[Excerpt from a dataset]
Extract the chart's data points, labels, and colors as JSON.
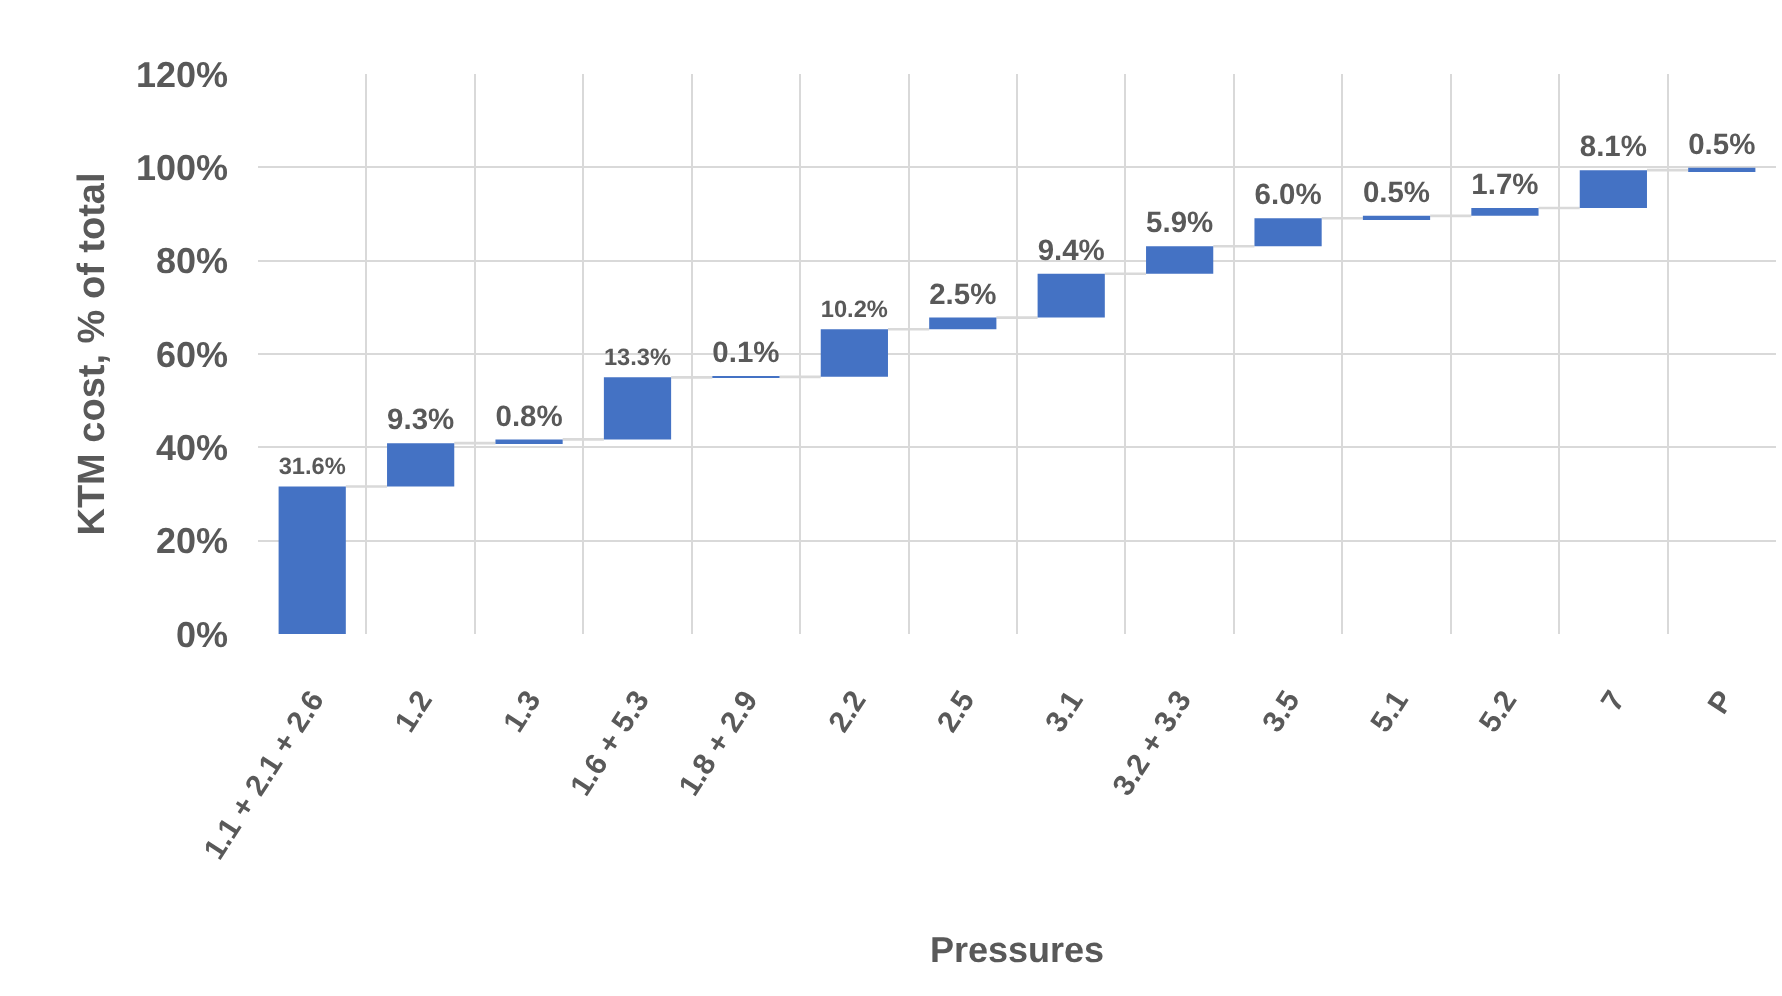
{
  "chart_data": {
    "type": "bar",
    "xlabel": "Pressures",
    "ylabel": "KTM cost, % of total",
    "categories": [
      "1.1 + 2.1 + 2.6",
      "1.2",
      "1.3",
      "1.6 + 5.3",
      "1.8 + 2.9",
      "2.2",
      "2.5",
      "3.1",
      "3.2 + 3.3",
      "3.5",
      "5.1",
      "5.2",
      "7",
      "P"
    ],
    "values": [
      31.6,
      9.3,
      0.8,
      13.3,
      0.1,
      10.2,
      2.5,
      9.4,
      5.9,
      6.0,
      0.5,
      1.7,
      8.1,
      0.5
    ],
    "base": [
      0,
      31.6,
      40.9,
      41.7,
      55.0,
      55.1,
      65.3,
      67.8,
      77.2,
      83.1,
      89.1,
      89.6,
      91.3,
      99.4
    ],
    "value_labels": [
      "31.6%",
      "9.3%",
      "0.8%",
      "13.3%",
      "0.1%",
      "10.2%",
      "2.5%",
      "9.4%",
      "5.9%",
      "6.0%",
      "0.5%",
      "1.7%",
      "8.1%",
      "0.5%"
    ],
    "color": "#4472c4",
    "ylim": [
      0,
      120
    ],
    "yticks": [
      {
        "value": 0,
        "label": "0%"
      },
      {
        "value": 20,
        "label": "20%"
      },
      {
        "value": 40,
        "label": "40%"
      },
      {
        "value": 60,
        "label": "60%"
      },
      {
        "value": 80,
        "label": "80%"
      },
      {
        "value": 100,
        "label": "100%"
      },
      {
        "value": 120,
        "label": "120%"
      }
    ],
    "grid": true
  }
}
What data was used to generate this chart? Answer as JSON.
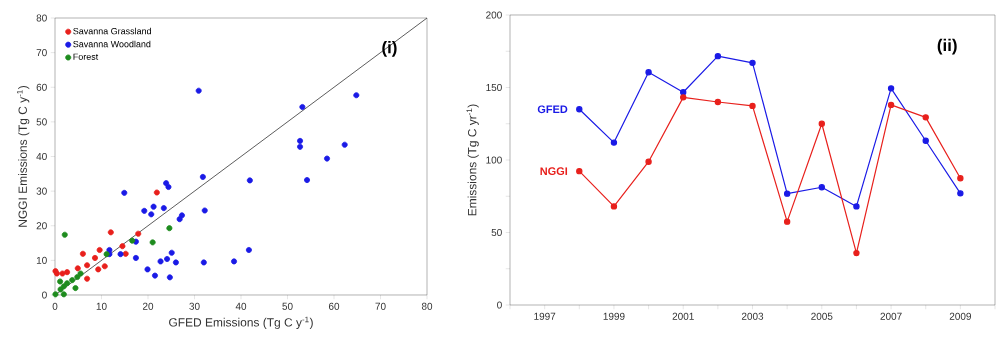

• PROBLEM DESCRIPTION:
Print all the records again exactly; do not include any picture.

• WRITTEN SOLUTION:
Extract the chart's data points, labels, and colors as JSON.
{
  "chart_data": {
    "type": "bar",
    "xlabel": "Pressures",
    "ylabel": "KTM cost, % of total",
    "categories": [
      "1.1 + 2.1 + 2.6",
      "1.2",
      "1.3",
      "1.6 + 5.3",
      "1.8 + 2.9",
      "2.2",
      "2.5",
      "3.1",
      "3.2 + 3.3",
      "3.5",
      "5.1",
      "5.2",
      "7",
      "P"
    ],
    "values": [
      31.6,
      9.3,
      0.8,
      13.3,
      0.1,
      10.2,
      2.5,
      9.4,
      5.9,
      6.0,
      0.5,
      1.7,
      8.1,
      0.5
    ],
    "base": [
      0,
      31.6,
      40.9,
      41.7,
      55.0,
      55.1,
      65.3,
      67.8,
      77.2,
      83.1,
      89.1,
      89.6,
      91.3,
      99.4
    ],
    "value_labels": [
      "31.6%",
      "9.3%",
      "0.8%",
      "13.3%",
      "0.1%",
      "10.2%",
      "2.5%",
      "9.4%",
      "5.9%",
      "6.0%",
      "0.5%",
      "1.7%",
      "8.1%",
      "0.5%"
    ],
    "color": "#4472c4",
    "ylim": [
      0,
      120
    ],
    "yticks": [
      {
        "value": 0,
        "label": "0%"
      },
      {
        "value": 20,
        "label": "20%"
      },
      {
        "value": 40,
        "label": "40%"
      },
      {
        "value": 60,
        "label": "60%"
      },
      {
        "value": 80,
        "label": "80%"
      },
      {
        "value": 100,
        "label": "100%"
      },
      {
        "value": 120,
        "label": "120%"
      }
    ],
    "grid": true
  }
}
What data was used to generate this chart? Answer as JSON.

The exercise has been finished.